Dos sacerdotes fallecen de coronavirus en medio de sistema de salud precario en Siria

, 22 Sep. 20 (ACI Prensa).- El vicario apostólico de Alepo, Mons. Georges Abou Khazen lamentó el fallecimiento por COVID-19 de dos sacerdotes franciscanos en Alepo y dijo que las sanciones internacionales contra Siria dificultan la atención sanitaria y merman la capacidad de ayuda de la Iglesia.

En declaraciones a Asia News, Mons. Khazen señaló que los sacerdotes franciscanos pertenecían al colegio de Tierra Santa ubicado en Alepo, metrópoli económica y comercial de Siria. Indicó que el sacerdote de mayor edad, el P. Edward Tamer de 82 años, gozaba de buena salud, y que el P. Firas Hejazin, tenía solo 49 años.

El Prelado informó que ambos eran parte de los cincos sacerdotes franciscanos que pertenecía a la ciudad de Alepo y señaló que de los tres que quedan vivos, dos se infectaron de COVID-19 y solo uno, el P. Ibrahim Alsabagh, sacerdote de la parroquia latina en Alepo, se salvó de contraerlo.

**TAREA PENDIENTE**
Continúa la noticia sobre los dos sacerdotes franciscanos fallecidos por COVID-19 en Alepo a partir de su última oración.

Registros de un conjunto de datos
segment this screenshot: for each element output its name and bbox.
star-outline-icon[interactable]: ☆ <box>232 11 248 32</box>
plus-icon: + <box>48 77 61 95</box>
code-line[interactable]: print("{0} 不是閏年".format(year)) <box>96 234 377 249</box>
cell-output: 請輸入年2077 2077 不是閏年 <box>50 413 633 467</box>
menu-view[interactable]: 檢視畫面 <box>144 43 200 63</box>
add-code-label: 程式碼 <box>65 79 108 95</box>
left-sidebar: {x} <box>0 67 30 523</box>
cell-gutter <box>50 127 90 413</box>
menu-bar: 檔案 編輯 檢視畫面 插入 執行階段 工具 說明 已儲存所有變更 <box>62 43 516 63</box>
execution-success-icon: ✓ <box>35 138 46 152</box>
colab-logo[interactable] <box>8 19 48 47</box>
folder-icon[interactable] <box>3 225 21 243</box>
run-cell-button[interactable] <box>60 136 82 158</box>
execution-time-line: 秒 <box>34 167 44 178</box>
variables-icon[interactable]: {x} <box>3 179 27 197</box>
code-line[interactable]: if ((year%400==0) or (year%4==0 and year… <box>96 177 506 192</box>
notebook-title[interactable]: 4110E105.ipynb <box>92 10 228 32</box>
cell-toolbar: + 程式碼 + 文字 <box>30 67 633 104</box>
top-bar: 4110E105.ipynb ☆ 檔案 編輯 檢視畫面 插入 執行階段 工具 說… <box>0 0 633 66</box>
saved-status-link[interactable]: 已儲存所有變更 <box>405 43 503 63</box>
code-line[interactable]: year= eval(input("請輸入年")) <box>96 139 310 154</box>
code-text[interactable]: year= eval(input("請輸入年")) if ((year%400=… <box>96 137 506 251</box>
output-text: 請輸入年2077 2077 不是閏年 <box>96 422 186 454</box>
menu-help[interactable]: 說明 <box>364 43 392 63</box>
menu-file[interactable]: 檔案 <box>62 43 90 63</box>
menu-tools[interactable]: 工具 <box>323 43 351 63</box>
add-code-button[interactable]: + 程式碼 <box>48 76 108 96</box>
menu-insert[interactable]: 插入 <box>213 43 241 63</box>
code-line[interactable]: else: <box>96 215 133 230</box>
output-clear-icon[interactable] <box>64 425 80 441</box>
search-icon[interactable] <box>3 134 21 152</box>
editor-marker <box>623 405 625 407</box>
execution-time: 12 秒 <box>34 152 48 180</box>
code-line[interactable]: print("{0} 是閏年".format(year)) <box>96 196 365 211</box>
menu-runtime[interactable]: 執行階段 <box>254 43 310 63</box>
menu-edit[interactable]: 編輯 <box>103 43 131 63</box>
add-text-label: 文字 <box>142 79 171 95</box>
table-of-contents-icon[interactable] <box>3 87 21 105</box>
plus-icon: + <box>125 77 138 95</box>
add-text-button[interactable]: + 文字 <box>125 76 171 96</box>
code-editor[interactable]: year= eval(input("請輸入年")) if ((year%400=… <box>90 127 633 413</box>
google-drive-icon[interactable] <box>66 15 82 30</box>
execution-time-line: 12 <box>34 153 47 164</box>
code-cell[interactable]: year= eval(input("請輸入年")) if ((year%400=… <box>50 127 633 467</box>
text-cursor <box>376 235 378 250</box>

**SOLUCIÓN PROPUESTA**
Explicó que las sanciones internacionales en contra de Siria “una vez más han golpeado a los segmentos más débiles de la población”, pues no solo vuelven aún más crítica la situación sanitaria por la pandemia, sino que afectan la capacidad de la Iglesia para brindar asistencia y ayuda humanitaria a los más necesitados.

“Carecemos de medios, recientemente conseguimos un centro en Alepo y Damasco destinado a examinar los resultados de las pruebas de coronavirus. Esto es efecto de las sanciones internacionales contra Siria”, dijo.

Cada vez más, “escuchamos a la gente decir que se equivocaron al no huir. Con este virus es cada vez más difícil llevar nuestra solidaridad a las familias y esto hace que la gente sufra aún más”, señaló Mons. Khazen. A veces “nosotros los líderes cristianos no sabemos qué decir, pero tratamos de quedarnos con la gente y ayudar tanto como sea posible”, añadió.

Según la Universidad Johns Hopkins, a la fecha Siria presenta 3800 casos confirmados de personas con el COVID-19 y 172 fallecidos.

El Prelado precisó que en el pico de la pandemia del COVID-19 entre junio y agosto, cada día enterraban a “10 cristianos víctimas del coronavirus”. Además, indicó que tuvieron que “cerrar las iglesias y transmitir las celebraciones y la Eucaristía por internet” para evitar contagios.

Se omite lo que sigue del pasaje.